# Given records

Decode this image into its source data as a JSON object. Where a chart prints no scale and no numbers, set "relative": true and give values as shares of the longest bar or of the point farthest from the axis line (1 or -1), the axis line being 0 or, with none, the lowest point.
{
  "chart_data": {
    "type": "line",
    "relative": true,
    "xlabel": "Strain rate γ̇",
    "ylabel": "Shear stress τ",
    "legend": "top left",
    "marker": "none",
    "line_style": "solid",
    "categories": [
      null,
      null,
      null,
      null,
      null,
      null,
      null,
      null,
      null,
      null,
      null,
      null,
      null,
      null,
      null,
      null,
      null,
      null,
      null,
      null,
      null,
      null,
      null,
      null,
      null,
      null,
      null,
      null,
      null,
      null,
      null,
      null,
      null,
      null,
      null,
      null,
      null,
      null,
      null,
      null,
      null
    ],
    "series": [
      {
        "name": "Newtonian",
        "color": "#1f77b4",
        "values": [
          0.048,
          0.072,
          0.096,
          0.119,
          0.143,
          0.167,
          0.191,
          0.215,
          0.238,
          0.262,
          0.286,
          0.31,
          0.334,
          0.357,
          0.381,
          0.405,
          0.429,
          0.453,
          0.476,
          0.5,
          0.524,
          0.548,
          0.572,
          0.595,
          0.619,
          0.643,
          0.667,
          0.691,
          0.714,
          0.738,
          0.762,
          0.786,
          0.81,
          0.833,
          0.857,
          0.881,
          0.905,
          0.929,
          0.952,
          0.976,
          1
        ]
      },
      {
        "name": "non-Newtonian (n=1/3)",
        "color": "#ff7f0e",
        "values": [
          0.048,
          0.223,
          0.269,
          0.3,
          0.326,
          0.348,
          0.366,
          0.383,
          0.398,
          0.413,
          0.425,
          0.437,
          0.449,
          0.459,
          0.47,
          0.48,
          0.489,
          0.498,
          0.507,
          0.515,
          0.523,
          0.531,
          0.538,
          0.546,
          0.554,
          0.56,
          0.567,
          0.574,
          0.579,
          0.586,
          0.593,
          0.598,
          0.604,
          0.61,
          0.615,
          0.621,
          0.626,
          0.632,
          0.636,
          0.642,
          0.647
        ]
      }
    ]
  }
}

# Task objective
The records above should all be quoted exactly, please.

# The result
Decode this image into its source data as a JSON object. Where a chart prints no scale and no numbers, set "relative": true and give values as shares of the longest bar or of the point farthest from the axis line (1 or -1), the axis line being 0 or, with none, the lowest point.
{
  "chart_data": {
    "type": "line",
    "relative": true,
    "xlabel": "Strain rate γ̇",
    "ylabel": "Shear stress τ",
    "legend": "top left",
    "marker": "none",
    "line_style": "solid",
    "categories": [
      null,
      null,
      null,
      null,
      null,
      null,
      null,
      null,
      null,
      null,
      null,
      null,
      null,
      null,
      null,
      null,
      null,
      null,
      null,
      null,
      null,
      null,
      null,
      null,
      null,
      null,
      null,
      null,
      null,
      null,
      null,
      null,
      null,
      null,
      null,
      null,
      null,
      null,
      null,
      null,
      null
    ],
    "series": [
      {
        "name": "Newtonian",
        "color": "#1f77b4",
        "values": [
          0.048,
          0.072,
          0.096,
          0.119,
          0.143,
          0.167,
          0.191,
          0.215,
          0.238,
          0.262,
          0.286,
          0.31,
          0.334,
          0.357,
          0.381,
          0.405,
          0.429,
          0.453,
          0.476,
          0.5,
          0.524,
          0.548,
          0.572,
          0.595,
          0.619,
          0.643,
          0.667,
          0.691,
          0.714,
          0.738,
          0.762,
          0.786,
          0.81,
          0.833,
          0.857,
          0.881,
          0.905,
          0.929,
          0.952,
          0.976,
          1
        ]
      },
      {
        "name": "non-Newtonian (n=1/3)",
        "color": "#ff7f0e",
        "values": [
          0.048,
          0.223,
          0.269,
          0.3,
          0.326,
          0.348,
          0.366,
          0.383,
          0.398,
          0.413,
          0.425,
          0.437,
          0.449,
          0.459,
          0.47,
          0.48,
          0.489,
          0.498,
          0.507,
          0.515,
          0.523,
          0.531,
          0.538,
          0.546,
          0.554,
          0.56,
          0.567,
          0.574,
          0.579,
          0.586,
          0.593,
          0.598,
          0.604,
          0.61,
          0.615,
          0.621,
          0.626,
          0.632,
          0.636,
          0.642,
          0.647
        ]
      }
    ]
  }
}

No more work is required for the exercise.